* Supplied text:
____
Leaders offer comments on approval of school, library, charter issues

Staff Report

Voters have approved renewal levies for the Cuyahoga Falls City School District, the Woodridge Local School District, as well as a renewal levy for the Cuyahoga Falls Library and an amendment to the city charter, according to final, but unofficial results from the Summit County Board of Elections.

The board of elections must certify the results of Tuesday's election by Nov. 18, which is the deadline for the Ohio Secretary of State's Office to receive the official count.

Cuyahoga Falls City School District voters approved Issue 36, a five-year renewal of a 7.9-mill levy for operating expenses, by a margin of 12,801 to 8,161, or about 61% to 39%. The tax issue generates $5.7 million annually, which is about 10% of the district's general fund operating budget, according to Superintendent Dr. Todd Nichols. The levy costs $222 annually per $100,000 property valuation.

"We are thrilled and deeply grateful for the support of our school district demonstrated by the community, especially in these uncertain times," said Nichols. "We could not have been successful without the help of an amazing levy committee team comprised of community members. We are so proud of all the great things happening in Cuyahoga Falls City Schools and are committed to providing every student, every opportunity, every day. Thank you, Cuyahoga Falls!"
____
* Extracted records:
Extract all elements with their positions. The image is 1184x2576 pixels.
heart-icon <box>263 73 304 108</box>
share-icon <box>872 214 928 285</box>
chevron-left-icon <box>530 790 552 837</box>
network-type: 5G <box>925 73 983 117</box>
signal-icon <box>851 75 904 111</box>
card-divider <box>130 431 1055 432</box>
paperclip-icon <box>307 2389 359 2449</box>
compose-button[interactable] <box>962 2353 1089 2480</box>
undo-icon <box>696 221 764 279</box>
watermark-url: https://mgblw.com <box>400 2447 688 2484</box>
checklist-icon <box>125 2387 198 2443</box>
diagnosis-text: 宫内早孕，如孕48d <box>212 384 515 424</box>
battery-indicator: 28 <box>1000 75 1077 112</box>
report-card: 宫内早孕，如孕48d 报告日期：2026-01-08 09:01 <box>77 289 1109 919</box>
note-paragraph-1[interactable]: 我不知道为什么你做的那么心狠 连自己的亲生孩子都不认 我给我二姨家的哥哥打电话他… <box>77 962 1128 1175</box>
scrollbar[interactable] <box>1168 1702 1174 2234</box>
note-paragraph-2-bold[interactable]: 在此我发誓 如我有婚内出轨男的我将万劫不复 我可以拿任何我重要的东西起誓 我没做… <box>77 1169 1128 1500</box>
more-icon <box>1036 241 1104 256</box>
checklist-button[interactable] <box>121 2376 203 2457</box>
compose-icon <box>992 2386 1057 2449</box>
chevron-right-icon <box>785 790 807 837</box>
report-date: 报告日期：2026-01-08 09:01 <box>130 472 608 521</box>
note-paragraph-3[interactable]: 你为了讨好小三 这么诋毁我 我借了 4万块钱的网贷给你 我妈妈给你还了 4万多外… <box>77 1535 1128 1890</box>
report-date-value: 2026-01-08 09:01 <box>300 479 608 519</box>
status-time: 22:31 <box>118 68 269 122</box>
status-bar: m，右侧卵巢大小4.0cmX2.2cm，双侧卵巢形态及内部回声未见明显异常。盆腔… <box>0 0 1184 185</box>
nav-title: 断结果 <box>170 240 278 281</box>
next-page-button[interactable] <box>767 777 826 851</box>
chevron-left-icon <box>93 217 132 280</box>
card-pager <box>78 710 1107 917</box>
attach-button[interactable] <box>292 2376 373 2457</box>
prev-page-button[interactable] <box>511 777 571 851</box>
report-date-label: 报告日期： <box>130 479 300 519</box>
____
* What you will do:
A) In the article on the levy results, turn the paragraph beginning "Cuyahoga Falls City School District voters approved Issue 36" into a short bulleted list that keeps its main facts.
B) Put this sentence from the article on the levy results into Spanish: "The board of elections must certify the results of Tuesday's election by Nov. 18, which is the deadline for the Ohio Secretary of State's Office to receive the official count."
C) Write what comes next in the article on the levy results, picking up after its final paragraph.

* Expected outputs:
A)
- Issue 36, a five-year renewal of a 7.9-mill operating levy for the Cuyahoga Falls City School District, passed.
- The vote was 12,801 to 8,161, about 61% to 39%.
- It brings in $5.7 million a year, about 10% of the district's general fund operating budget, according to Superintendent Dr. Todd Nichols.
- It costs $222 a year per $100,000 of property valuation.

B) La junta electoral debe certificar los resultados de las elecciones del martes a más tardar el 18 de noviembre, que es la fecha límite para que la Oficina del Secretario de Estado de Ohio reciba el conteo oficial.

C)
Woodridge Local School District voters approved Issue 43, the renewal of a 2.09-mill levy for 10 years for operating expenses, 5,910 to 4,173, or about 59% to 41%. The levy is the smallest one that the district has on its books and generates a little more than $1 million per year, said District Treasurer Tom Morehouse. The levy costs $64 per year per $100,000 property valuation.

District Superintendent Walter Davis said he was "very pleased" that the renewal request was passed by voters. If the tax issue had failed, Davis said the district would've been "forced…to make reductions that would have impacted programming."

"We are working hard every day to use tax receipts to provide the very best opportunities we can for district students," stated Davis. "With the support of the voters, we will be able to move forward maintaining the programs and services our students deserve and our community expects."

Both the Cuyahoga Falls and Woodridge school levies expire at the end of 2020.

Voters also approved Issue 45, a five-year renewal of a 1.9-mill levy for the Cuyahoga Falls Library, by an unofficial tally of 14,136 to 6,862, or about 67% to 33%.

Laura Searle, the library’s fiscal officer, said the five-year levy was last approved in March 2016 and generates $1.374 million per year, which is 48% of the facility’s revenues.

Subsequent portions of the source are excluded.